JOB: For the material that follows, list every line containing the word "provided".

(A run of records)

---

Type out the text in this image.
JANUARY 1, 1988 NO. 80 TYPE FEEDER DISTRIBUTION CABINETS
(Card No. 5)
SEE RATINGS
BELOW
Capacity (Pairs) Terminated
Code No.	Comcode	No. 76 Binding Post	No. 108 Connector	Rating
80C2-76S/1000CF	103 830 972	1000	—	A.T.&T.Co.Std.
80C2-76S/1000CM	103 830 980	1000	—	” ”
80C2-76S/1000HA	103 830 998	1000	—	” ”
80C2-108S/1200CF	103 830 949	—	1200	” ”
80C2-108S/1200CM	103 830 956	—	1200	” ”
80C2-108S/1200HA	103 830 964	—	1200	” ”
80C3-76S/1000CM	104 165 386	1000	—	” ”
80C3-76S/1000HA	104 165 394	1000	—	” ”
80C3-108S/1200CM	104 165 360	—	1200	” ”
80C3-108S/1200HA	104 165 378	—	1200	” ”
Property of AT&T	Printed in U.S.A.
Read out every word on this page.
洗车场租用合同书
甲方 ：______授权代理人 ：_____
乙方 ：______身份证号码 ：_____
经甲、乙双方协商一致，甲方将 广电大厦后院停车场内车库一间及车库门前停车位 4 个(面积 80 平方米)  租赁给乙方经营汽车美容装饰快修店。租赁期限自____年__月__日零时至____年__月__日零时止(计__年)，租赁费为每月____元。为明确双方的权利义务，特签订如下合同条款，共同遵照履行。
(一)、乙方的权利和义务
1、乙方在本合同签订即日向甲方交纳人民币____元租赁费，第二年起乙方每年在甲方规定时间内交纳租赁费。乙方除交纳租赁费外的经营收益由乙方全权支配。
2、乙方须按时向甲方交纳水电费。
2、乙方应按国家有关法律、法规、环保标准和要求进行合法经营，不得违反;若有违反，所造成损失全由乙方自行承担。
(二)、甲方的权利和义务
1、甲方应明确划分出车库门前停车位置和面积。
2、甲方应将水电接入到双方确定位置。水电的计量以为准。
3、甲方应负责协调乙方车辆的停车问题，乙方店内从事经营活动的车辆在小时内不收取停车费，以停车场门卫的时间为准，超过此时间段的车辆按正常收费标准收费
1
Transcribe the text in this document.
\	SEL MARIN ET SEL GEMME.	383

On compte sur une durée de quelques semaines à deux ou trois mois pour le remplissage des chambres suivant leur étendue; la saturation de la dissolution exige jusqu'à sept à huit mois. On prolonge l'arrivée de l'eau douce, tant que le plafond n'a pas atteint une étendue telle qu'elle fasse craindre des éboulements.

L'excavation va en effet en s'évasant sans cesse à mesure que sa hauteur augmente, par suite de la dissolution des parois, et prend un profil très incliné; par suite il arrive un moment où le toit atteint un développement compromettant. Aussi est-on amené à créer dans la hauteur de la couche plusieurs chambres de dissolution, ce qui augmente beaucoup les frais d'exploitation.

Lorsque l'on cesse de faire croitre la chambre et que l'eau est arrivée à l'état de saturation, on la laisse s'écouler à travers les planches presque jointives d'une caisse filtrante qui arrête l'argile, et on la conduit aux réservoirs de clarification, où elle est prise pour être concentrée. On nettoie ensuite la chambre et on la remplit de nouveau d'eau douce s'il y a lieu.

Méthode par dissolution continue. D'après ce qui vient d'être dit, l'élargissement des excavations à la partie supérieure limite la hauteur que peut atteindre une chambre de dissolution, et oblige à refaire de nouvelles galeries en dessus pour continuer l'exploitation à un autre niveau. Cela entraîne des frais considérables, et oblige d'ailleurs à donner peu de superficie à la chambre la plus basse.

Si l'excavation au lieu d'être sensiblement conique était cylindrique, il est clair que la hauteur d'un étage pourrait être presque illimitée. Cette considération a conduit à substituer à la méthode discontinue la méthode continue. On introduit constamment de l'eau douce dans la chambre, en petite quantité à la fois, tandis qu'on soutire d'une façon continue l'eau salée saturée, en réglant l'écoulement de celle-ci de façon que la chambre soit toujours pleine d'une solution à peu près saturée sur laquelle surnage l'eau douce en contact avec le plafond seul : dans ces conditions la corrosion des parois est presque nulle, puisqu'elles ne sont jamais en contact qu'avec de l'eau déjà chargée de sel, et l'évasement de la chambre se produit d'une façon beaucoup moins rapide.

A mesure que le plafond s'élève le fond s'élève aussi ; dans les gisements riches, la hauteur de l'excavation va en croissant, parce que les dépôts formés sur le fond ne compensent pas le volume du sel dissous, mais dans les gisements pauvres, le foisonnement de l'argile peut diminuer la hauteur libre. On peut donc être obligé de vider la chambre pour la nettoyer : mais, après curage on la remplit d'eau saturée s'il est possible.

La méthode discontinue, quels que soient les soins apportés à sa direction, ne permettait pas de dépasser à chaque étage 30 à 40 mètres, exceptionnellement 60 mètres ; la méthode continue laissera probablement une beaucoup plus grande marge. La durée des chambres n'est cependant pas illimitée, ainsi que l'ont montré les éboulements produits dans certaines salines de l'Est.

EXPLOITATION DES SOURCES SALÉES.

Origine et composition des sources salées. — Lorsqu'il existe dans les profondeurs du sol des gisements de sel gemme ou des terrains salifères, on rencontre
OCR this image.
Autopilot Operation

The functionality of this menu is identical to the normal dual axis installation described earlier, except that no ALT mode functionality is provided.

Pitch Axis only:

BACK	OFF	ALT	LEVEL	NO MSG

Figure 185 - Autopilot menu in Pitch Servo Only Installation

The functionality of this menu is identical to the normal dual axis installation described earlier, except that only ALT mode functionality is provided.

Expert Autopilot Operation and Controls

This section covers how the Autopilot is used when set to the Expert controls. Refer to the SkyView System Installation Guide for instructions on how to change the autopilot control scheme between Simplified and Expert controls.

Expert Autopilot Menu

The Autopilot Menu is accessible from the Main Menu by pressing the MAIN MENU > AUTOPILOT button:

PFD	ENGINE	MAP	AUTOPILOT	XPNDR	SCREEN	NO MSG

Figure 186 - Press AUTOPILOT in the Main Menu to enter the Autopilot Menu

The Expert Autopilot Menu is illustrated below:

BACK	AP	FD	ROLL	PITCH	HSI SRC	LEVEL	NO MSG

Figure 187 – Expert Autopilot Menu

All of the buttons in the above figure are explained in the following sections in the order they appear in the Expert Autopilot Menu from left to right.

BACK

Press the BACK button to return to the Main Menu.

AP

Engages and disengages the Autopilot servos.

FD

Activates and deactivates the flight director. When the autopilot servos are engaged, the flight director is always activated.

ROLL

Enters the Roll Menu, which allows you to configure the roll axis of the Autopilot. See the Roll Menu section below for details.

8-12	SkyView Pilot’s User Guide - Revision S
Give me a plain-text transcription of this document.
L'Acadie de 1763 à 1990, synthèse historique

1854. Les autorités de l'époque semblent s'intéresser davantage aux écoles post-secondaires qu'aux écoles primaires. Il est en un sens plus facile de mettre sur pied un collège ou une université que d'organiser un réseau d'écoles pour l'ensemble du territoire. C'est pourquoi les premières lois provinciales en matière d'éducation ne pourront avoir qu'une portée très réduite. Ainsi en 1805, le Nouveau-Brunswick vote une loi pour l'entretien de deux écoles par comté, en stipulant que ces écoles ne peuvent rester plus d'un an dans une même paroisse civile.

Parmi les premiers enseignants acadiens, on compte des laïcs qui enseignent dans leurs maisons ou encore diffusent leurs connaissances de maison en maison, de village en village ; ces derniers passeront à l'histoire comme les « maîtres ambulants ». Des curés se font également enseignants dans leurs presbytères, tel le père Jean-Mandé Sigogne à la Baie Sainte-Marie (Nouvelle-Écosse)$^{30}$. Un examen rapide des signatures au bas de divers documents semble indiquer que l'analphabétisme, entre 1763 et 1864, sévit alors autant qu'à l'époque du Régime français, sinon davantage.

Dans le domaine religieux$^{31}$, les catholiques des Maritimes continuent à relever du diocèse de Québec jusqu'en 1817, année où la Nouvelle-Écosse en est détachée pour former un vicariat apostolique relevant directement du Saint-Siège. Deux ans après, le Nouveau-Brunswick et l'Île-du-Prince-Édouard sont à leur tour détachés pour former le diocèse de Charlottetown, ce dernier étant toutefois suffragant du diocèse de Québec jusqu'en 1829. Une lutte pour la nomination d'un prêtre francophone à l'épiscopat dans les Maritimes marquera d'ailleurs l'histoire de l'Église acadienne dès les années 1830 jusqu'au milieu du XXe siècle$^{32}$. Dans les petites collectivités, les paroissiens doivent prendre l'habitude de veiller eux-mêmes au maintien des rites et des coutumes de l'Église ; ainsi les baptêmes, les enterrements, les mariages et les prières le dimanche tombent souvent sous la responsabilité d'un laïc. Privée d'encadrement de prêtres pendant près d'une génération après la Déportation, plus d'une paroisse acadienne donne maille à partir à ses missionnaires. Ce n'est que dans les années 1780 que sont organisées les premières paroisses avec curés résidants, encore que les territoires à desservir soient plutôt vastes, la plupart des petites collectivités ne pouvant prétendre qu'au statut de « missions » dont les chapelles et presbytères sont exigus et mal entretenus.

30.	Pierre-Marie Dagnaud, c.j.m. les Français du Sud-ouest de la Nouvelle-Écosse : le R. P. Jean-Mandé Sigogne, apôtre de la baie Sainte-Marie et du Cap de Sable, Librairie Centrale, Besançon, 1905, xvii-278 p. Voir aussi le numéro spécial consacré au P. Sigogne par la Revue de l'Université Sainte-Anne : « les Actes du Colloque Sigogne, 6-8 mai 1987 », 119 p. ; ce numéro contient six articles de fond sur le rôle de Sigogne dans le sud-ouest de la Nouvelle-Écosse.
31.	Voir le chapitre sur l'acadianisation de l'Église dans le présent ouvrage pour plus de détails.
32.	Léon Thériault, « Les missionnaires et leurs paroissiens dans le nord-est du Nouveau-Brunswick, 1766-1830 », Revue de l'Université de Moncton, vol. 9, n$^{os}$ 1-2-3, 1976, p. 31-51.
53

---

THE RESPONSE:
The functionality of this menu is identical to the normal dual axis installation described earlier, except that no ALT mode functionality is provided.
The functionality of this menu is identical to the normal dual axis installation described earlier, except that only ALT mode functionality is provided.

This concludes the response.